◆ Required task a ◆
Copy the entries word for word, starting with their first line and ending with the line containing "- cluster-box-fold: [437, 495, 444, 502]", with both ends included.

Say you have a few machines that all need to read and write the same set of files: a couple of web servers sharing one document root, a small Kubernetes or compute cluster that needs shared storage, or just a home lab where you want one box to hold all your media and configs. Copying files around by hand gets old fast. NFS (Network File System) solves this by letting one machine share a directory over the network so other machines can mount it as if it were a local folder.
The machine that shares the directory is the NFS server, and any machine that mounts it is an NFS client. This tutorial covers the server side: installing the service, exporting a directory safely, verifying it works, and fixing it when it doesn’t. The client side (mounting the share) is covered in a separate tutorial, linked at the end.
This guide is aimed at developers, sysadmins, and home-lab tinkerers running at least one Ubuntu machine that needs to hand out shared storage. You only need basic command-line skills to follow along, and everything here works on any modern Ubuntu LTS release.
Prerequisite
- Ubuntu (any modern LTS release)
Sudo Privileges
Before we start, let’s switch to root so we don’t hit permission issues during configuration.
sudo su
Install Dependencies
First, install the NFS server package.

◆ Required task b ◆
Carry the tutorial on setting up an NFS server on Ubuntu forward from its last line.

◆ Material provided ◆
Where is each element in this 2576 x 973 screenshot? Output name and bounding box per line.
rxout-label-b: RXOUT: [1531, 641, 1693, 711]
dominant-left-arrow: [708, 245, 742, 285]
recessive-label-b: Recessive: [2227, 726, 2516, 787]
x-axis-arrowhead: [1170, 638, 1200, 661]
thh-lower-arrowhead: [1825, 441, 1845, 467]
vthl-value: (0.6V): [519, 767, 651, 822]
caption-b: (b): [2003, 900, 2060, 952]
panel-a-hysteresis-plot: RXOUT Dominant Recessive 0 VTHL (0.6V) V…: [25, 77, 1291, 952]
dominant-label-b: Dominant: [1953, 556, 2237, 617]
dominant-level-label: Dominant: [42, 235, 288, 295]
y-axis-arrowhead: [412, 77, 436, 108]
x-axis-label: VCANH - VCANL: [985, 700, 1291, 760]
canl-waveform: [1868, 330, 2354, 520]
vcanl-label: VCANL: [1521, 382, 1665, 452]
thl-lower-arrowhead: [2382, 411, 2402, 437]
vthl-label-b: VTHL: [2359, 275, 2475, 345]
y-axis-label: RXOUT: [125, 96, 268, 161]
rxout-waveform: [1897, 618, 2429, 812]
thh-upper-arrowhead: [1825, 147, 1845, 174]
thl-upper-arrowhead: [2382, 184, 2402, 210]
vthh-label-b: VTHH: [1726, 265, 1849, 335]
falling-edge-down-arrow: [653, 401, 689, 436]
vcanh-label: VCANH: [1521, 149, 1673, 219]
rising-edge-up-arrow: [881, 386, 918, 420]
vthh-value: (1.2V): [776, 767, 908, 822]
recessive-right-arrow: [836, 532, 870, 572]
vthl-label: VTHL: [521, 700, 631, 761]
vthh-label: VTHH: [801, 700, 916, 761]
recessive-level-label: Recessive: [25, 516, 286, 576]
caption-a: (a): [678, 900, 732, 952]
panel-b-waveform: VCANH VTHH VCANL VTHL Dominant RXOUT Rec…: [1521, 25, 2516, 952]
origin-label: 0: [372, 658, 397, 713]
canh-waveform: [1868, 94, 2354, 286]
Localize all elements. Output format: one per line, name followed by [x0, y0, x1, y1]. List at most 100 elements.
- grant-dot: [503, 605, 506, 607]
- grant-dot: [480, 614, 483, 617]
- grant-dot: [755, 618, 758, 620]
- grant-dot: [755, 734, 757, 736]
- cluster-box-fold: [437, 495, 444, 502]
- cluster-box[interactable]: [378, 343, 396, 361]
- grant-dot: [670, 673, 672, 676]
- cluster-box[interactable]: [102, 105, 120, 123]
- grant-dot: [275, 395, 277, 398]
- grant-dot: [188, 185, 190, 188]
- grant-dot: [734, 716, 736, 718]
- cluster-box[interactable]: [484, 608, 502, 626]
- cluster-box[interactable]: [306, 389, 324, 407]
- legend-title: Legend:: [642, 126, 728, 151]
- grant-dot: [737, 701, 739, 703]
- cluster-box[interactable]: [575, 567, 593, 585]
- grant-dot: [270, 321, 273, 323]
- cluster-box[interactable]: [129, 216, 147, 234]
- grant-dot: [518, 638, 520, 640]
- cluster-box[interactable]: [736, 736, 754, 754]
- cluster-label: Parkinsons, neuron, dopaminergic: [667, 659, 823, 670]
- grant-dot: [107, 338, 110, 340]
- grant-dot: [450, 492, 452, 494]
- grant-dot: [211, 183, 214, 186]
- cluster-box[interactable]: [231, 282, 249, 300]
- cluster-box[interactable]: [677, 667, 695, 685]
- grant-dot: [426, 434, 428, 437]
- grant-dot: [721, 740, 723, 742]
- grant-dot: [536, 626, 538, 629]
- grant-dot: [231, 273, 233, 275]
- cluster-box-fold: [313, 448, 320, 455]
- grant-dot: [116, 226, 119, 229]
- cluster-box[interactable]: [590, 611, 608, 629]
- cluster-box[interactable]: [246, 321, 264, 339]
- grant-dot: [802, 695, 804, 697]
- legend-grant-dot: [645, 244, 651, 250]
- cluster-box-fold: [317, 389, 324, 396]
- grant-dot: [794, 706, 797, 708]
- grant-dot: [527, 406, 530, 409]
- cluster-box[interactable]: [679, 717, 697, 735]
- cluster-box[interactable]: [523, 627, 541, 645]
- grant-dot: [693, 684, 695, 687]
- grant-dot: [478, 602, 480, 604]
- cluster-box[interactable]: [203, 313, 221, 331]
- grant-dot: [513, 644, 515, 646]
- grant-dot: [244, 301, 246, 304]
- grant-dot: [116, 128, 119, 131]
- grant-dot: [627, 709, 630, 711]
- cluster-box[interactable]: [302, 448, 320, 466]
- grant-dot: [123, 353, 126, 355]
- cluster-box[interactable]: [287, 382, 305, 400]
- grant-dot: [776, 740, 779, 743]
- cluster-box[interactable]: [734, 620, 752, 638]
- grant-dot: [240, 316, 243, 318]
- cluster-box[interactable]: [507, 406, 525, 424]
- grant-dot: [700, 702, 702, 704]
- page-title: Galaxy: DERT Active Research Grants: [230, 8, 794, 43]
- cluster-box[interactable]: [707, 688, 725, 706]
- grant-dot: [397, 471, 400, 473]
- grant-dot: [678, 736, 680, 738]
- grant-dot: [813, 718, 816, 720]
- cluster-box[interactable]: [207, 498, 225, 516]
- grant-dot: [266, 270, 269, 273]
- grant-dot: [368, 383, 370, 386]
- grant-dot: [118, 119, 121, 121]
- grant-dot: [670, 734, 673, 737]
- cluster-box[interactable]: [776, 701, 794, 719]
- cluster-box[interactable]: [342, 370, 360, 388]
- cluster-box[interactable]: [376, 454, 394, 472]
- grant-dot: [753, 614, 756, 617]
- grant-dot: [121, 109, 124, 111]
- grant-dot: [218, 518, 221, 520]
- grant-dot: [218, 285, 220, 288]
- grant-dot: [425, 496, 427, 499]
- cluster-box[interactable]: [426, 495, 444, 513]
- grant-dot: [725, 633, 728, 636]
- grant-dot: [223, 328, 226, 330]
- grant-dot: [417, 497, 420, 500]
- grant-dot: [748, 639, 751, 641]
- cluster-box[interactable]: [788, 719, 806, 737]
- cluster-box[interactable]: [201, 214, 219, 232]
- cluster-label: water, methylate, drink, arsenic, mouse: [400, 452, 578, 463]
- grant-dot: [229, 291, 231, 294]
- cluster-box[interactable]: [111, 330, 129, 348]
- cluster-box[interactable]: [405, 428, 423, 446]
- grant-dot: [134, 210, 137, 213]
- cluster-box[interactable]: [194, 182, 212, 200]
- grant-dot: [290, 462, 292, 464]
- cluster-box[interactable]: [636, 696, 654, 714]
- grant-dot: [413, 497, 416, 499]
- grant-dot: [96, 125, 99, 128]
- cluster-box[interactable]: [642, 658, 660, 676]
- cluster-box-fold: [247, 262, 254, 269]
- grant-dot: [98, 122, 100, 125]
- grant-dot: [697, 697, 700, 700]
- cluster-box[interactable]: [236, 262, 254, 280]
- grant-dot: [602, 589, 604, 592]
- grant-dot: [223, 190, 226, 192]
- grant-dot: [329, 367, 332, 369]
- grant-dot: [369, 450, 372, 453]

◆ Written answer a ◆
Where is each element in this 2576 x 973 screenshot? Output name and bounding box per line.
rxout-label-b: RXOUT: [1531, 641, 1693, 711]
dominant-left-arrow: [708, 245, 742, 285]
recessive-label-b: Recessive: [2227, 726, 2516, 787]
x-axis-arrowhead: [1170, 638, 1200, 661]
thh-lower-arrowhead: [1825, 441, 1845, 467]
vthl-value: (0.6V): [519, 767, 651, 822]
caption-b: (b): [2003, 900, 2060, 952]
panel-a-hysteresis-plot: RXOUT Dominant Recessive 0 VTHL (0.6V) V…: [25, 77, 1291, 952]
dominant-label-b: Dominant: [1953, 556, 2237, 617]
dominant-level-label: Dominant: [42, 235, 288, 295]
y-axis-arrowhead: [412, 77, 436, 108]
x-axis-label: VCANH - VCANL: [985, 700, 1291, 760]
canl-waveform: [1868, 330, 2354, 520]
vcanl-label: VCANL: [1521, 382, 1665, 452]
thl-lower-arrowhead: [2382, 411, 2402, 437]
vthl-label-b: VTHL: [2359, 275, 2475, 345]
y-axis-label: RXOUT: [125, 96, 268, 161]
rxout-waveform: [1897, 618, 2429, 812]
thh-upper-arrowhead: [1825, 147, 1845, 174]
thl-upper-arrowhead: [2382, 184, 2402, 210]
vthh-label-b: VTHH: [1726, 265, 1849, 335]
falling-edge-down-arrow: [653, 401, 689, 436]
vcanh-label: VCANH: [1521, 149, 1673, 219]
rising-edge-up-arrow: [881, 386, 918, 420]
vthh-value: (1.2V): [776, 767, 908, 822]
recessive-right-arrow: [836, 532, 870, 572]
vthl-label: VTHL: [521, 700, 631, 761]
vthh-label: VTHH: [801, 700, 916, 761]
recessive-level-label: Recessive: [25, 516, 286, 576]
caption-a: (a): [678, 900, 732, 952]
panel-b-waveform: VCANH VTHH VCANL VTHL Dominant RXOUT Rec…: [1521, 25, 2516, 952]
origin-label: 0: [372, 658, 397, 713]
canh-waveform: [1868, 94, 2354, 286]
Localize all elements. Output format: one per line, name followed by [x0, y0, x1, y1]. List at most 100 elements.
- grant-dot: [503, 605, 506, 607]
- grant-dot: [480, 614, 483, 617]
- grant-dot: [755, 618, 758, 620]
- grant-dot: [755, 734, 757, 736]
- cluster-box-fold: [437, 495, 444, 502]

◆ Written answer b ◆
apt update && apt install nfs-kernel-server
Create a Directory to Share
This is the directory that will be shared with the NFS clients. In Linux this is called the export directory. You can put it anywhere; for example:
mkdir -p /nfs/share
Now we need to decide who owns the files inside it. When a client writes a file, the NFS server has to map that write to some local user. By default the server squashes the client’s root user down to a low-privilege anonymous account so a remote root can’t act as root on your server’s files. On Ubuntu that anonymous account is nobody:nogroup. So we set the directory ownership to match:
chown -R nobody:nogroup /nfs/share
You will see a lot of older tutorials tell you to also run chmod -R 777 /nfs/share. That makes the directory world-writable, which is the quickest way to get a share working for a throwaway test, but it’s bad practice for anything you actually care about, because anyone who can reach the share can read, change, or delete every file in it. Use it only for a quick test:
chmod -R 777 /nfs/share # test boxes only, not production
For a real setup, leave the permissions sane (for example chmod -R 755 /nfs/share, or 775 if a specific group needs to write) and control access through the export options below instead. That’s the correct place to decide who gets to write.
Configure NFS Server
The NFS server needs to know which directories it’s allowed to share and who’s allowed to connect. That’s configured in the /etc/exports file.
nano /etc/exports
Add a line in this format:
/nfs/share <client ip/subnet>(rw,sync,no_subtree_check)
Replace <client ip/subnet> with the IP address or subnet you expect clients to connect from. For example, to allow any host in the 192.168.5.0/24 subnet:
/nfs/share 192.168.5.0/24(rw,sync,no_subtree_check)
You can also use a wildcard (*) to accept connections from anywhere, but don’t do this on an untrusted network, since it lets any machine that can reach the server mount the share:
/nfs/share *(rw,sync,no_subtree_check)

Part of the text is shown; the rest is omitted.